— Start of Given data —

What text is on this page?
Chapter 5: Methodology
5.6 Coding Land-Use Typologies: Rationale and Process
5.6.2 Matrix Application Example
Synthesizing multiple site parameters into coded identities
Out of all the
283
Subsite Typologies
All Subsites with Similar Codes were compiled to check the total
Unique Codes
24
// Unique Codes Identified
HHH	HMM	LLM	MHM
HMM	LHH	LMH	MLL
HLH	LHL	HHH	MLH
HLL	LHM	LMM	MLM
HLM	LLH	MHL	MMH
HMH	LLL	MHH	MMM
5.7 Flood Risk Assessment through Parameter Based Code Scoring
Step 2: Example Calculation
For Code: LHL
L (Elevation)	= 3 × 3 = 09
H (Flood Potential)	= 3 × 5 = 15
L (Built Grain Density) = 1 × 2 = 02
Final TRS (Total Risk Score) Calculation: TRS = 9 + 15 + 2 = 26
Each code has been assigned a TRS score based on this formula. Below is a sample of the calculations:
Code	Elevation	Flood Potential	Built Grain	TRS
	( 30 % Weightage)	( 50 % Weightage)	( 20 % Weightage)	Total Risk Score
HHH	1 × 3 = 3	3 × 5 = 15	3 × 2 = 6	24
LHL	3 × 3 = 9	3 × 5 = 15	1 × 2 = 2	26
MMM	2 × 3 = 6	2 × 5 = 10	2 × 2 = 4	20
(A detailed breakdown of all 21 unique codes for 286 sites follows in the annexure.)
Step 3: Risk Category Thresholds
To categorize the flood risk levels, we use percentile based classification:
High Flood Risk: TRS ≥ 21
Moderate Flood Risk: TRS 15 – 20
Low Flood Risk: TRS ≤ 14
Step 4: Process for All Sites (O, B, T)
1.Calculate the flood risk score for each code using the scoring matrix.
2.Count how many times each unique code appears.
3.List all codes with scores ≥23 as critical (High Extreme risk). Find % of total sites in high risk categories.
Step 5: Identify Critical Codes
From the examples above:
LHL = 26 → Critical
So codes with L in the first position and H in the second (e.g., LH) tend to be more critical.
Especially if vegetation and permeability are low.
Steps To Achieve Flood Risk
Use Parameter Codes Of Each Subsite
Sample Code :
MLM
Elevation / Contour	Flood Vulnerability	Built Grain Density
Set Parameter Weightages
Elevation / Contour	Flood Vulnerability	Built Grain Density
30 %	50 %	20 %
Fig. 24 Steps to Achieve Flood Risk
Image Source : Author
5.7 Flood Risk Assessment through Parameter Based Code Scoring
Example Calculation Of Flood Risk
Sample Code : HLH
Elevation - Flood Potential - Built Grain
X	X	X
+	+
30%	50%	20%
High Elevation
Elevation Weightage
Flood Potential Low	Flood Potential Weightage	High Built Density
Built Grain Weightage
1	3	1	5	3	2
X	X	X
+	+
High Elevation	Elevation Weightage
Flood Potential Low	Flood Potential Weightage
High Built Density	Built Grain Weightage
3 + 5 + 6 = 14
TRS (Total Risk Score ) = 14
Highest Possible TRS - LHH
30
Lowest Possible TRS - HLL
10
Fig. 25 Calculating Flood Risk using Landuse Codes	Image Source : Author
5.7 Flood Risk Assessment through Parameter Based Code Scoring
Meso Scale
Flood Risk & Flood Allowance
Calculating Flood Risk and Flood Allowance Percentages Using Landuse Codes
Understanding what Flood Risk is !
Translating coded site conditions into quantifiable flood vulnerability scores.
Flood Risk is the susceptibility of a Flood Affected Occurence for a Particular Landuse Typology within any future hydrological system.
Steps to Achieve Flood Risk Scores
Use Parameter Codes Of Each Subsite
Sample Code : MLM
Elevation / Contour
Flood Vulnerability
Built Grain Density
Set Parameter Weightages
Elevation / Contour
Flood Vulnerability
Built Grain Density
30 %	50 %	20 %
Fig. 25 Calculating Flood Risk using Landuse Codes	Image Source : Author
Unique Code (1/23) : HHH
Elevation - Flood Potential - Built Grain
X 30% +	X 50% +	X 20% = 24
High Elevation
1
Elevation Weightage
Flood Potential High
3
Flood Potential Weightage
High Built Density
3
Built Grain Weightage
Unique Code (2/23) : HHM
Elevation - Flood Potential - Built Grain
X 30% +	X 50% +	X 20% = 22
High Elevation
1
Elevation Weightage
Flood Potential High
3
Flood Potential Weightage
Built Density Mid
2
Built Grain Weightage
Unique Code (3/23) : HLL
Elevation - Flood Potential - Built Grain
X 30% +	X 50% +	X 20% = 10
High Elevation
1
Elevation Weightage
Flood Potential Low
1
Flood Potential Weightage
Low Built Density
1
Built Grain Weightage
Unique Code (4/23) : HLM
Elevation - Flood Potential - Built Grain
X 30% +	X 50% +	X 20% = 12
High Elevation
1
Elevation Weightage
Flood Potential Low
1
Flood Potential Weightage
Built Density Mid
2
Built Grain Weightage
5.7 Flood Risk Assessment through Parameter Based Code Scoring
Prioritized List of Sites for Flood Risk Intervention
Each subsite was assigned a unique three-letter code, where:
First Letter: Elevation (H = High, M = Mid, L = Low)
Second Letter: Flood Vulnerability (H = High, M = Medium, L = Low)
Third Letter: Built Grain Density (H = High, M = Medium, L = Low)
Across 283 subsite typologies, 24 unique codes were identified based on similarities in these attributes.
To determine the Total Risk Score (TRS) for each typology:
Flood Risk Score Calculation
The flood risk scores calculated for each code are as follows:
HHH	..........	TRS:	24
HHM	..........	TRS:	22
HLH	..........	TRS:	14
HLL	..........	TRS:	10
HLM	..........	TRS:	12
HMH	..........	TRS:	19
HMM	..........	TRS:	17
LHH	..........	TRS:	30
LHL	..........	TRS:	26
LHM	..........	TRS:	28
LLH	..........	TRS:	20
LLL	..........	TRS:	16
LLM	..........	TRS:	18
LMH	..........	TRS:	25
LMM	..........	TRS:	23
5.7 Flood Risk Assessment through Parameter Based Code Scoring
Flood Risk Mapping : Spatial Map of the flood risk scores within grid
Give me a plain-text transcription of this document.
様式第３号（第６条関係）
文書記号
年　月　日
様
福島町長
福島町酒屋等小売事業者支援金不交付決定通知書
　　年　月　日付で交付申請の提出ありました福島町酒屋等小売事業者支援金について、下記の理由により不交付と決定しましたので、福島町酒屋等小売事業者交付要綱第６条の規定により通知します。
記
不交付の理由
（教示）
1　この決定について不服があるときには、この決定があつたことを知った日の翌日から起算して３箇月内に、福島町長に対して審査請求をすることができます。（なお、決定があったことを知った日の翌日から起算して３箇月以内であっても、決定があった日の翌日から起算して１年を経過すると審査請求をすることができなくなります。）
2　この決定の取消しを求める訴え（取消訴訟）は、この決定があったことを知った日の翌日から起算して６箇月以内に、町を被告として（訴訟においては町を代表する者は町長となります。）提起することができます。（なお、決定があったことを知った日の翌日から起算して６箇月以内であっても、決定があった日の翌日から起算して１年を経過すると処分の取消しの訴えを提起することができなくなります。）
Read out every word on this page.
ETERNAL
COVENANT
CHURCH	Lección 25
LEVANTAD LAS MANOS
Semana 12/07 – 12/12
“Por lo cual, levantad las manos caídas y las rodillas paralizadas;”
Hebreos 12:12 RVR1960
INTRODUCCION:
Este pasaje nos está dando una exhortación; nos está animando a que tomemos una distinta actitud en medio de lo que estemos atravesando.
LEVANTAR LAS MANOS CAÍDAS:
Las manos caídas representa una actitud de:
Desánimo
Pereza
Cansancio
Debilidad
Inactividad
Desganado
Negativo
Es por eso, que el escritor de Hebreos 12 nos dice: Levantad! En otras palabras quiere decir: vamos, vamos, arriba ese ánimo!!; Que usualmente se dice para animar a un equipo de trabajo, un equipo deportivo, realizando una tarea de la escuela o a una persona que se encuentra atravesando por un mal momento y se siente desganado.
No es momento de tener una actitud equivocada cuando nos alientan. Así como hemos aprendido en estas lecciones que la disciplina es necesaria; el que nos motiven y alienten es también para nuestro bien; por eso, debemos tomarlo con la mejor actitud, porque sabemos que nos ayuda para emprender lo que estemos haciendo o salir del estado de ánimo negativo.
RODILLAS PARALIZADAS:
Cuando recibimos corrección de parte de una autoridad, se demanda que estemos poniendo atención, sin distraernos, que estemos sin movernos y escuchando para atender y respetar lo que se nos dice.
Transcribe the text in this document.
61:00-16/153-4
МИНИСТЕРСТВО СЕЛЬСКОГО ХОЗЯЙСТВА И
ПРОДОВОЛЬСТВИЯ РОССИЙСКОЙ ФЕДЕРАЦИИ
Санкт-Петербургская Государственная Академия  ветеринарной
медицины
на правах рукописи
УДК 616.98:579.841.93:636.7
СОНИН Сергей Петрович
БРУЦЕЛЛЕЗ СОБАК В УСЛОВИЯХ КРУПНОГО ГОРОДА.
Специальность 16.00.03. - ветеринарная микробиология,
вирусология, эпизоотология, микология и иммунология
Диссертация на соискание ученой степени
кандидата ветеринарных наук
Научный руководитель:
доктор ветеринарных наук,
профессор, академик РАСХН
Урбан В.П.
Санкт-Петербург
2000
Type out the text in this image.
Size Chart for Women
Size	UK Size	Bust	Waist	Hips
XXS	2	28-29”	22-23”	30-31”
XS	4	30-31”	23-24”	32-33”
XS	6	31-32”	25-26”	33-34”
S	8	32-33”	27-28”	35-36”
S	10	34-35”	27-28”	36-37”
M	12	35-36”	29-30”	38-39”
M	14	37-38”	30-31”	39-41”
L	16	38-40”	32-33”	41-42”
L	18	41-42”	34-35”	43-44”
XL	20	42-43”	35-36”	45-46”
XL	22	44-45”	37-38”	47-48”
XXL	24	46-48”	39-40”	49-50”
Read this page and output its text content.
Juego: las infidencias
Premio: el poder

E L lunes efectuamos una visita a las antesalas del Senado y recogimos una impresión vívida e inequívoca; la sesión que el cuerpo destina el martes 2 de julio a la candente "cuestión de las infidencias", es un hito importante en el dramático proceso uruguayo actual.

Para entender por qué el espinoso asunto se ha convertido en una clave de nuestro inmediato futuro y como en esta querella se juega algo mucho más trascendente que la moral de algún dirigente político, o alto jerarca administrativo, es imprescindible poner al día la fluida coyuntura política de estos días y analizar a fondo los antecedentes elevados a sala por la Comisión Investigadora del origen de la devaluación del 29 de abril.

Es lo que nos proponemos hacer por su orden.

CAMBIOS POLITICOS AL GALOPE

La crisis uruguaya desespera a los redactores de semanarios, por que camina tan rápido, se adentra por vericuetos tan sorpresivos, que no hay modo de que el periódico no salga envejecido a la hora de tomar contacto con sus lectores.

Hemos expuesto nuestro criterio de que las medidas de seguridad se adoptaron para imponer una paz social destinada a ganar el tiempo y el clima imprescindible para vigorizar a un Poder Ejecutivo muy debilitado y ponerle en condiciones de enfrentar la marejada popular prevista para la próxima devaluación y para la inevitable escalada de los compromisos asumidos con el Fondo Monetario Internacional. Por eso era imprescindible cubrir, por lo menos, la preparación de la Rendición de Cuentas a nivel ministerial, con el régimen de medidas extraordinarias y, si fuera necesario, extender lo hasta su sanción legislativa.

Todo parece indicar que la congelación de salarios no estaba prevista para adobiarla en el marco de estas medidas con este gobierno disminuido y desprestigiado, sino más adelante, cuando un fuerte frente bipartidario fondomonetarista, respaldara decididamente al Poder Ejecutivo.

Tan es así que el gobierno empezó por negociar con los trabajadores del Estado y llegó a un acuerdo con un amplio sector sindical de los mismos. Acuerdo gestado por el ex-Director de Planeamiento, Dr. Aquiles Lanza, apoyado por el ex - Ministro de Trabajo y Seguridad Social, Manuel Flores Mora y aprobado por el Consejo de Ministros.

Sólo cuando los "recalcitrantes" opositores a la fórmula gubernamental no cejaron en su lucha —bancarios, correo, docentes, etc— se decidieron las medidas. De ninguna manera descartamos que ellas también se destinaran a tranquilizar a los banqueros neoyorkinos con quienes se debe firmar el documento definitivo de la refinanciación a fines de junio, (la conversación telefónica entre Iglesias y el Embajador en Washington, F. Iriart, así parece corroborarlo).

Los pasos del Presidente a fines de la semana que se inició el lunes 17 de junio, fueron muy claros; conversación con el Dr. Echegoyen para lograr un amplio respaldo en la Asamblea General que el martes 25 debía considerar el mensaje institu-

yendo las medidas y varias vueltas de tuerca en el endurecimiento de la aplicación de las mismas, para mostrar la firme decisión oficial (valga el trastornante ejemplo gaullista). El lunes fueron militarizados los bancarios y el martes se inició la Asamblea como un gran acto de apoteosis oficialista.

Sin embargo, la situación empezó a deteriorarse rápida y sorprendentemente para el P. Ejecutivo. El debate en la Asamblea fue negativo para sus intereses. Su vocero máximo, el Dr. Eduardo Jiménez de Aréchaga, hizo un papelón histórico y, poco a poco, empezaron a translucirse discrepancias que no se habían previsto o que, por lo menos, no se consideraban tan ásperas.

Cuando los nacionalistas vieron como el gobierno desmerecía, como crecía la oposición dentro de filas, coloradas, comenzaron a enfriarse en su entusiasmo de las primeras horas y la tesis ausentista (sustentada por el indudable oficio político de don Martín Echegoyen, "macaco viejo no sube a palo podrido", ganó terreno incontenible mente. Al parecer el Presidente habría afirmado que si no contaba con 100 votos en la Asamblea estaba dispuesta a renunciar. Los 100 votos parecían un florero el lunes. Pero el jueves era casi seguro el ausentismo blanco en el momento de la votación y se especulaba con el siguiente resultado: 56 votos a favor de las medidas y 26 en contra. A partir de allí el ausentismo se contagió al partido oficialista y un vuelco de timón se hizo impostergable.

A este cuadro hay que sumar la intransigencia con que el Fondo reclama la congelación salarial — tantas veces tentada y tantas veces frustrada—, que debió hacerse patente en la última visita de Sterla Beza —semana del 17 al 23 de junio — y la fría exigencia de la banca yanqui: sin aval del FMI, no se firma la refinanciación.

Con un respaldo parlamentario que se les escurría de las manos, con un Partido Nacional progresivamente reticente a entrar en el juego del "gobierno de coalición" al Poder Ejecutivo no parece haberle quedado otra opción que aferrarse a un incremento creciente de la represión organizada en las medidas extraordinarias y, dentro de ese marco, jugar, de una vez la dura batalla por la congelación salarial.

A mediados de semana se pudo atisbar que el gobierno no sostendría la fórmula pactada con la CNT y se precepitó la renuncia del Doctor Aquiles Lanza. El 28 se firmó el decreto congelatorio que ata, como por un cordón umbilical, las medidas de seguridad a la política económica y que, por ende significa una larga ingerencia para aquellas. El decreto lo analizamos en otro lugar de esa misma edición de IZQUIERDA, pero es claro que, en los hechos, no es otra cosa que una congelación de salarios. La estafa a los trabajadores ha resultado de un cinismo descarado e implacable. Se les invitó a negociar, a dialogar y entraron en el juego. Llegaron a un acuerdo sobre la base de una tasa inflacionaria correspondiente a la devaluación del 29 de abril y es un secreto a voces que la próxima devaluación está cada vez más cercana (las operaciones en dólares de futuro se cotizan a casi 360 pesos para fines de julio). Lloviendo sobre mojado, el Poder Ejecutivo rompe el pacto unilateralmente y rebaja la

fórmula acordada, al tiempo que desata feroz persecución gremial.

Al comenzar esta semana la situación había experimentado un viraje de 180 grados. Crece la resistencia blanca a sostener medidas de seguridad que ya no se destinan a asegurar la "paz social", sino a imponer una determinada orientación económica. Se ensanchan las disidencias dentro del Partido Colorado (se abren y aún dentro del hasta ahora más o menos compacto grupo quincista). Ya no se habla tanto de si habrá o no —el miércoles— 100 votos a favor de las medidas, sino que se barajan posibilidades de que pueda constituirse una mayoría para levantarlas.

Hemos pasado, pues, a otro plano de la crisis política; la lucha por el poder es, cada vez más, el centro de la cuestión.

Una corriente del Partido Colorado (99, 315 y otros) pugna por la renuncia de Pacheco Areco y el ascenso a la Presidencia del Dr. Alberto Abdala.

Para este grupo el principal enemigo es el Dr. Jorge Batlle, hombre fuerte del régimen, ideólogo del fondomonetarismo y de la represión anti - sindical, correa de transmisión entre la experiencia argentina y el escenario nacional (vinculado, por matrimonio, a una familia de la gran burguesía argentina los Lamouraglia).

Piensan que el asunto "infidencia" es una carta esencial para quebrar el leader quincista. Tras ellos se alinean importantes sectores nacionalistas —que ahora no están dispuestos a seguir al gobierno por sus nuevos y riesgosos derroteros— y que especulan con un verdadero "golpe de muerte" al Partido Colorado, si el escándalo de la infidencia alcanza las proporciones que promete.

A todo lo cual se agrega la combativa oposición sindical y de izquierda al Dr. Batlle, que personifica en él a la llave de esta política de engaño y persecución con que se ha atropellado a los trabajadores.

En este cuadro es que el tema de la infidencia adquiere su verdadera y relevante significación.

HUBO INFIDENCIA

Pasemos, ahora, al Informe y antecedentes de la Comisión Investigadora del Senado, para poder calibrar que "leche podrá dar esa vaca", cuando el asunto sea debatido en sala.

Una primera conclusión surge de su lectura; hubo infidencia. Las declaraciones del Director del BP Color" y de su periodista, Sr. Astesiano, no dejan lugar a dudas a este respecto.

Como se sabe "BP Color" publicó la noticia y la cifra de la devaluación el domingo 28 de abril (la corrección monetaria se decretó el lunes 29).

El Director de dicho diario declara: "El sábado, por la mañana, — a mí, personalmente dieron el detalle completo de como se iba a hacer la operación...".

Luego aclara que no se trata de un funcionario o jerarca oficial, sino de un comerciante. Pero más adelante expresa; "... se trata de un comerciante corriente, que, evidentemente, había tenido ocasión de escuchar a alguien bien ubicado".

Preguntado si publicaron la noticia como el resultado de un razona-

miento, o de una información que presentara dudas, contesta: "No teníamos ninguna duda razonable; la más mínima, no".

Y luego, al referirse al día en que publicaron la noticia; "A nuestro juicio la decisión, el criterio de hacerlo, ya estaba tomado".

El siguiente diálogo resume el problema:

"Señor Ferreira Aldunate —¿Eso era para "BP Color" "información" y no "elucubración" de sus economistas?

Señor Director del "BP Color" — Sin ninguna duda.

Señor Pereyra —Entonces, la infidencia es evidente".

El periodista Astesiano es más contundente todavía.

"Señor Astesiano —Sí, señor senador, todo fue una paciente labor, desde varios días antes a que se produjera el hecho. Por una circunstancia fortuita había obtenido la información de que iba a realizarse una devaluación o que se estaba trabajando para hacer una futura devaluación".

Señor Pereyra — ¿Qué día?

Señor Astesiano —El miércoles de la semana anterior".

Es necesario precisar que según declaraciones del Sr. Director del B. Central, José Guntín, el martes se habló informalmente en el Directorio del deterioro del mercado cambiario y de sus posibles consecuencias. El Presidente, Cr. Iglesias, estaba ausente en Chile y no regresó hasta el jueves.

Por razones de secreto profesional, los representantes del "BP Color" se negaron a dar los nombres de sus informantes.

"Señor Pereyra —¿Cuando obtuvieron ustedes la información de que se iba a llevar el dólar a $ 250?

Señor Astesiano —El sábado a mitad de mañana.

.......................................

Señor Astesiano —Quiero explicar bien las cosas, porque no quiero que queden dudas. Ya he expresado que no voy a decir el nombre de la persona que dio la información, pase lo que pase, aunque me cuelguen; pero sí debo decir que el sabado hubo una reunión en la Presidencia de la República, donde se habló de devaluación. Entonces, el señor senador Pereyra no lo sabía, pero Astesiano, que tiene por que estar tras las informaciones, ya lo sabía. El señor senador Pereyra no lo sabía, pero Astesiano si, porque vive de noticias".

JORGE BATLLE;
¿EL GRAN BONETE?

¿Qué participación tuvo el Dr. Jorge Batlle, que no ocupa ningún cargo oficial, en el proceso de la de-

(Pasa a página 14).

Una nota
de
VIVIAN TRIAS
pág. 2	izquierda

— End of Given data —

§ Stated goal
Exactly how many lines of the listing above contain the string "julio"? Give no more than the number.

§ Answer in full
2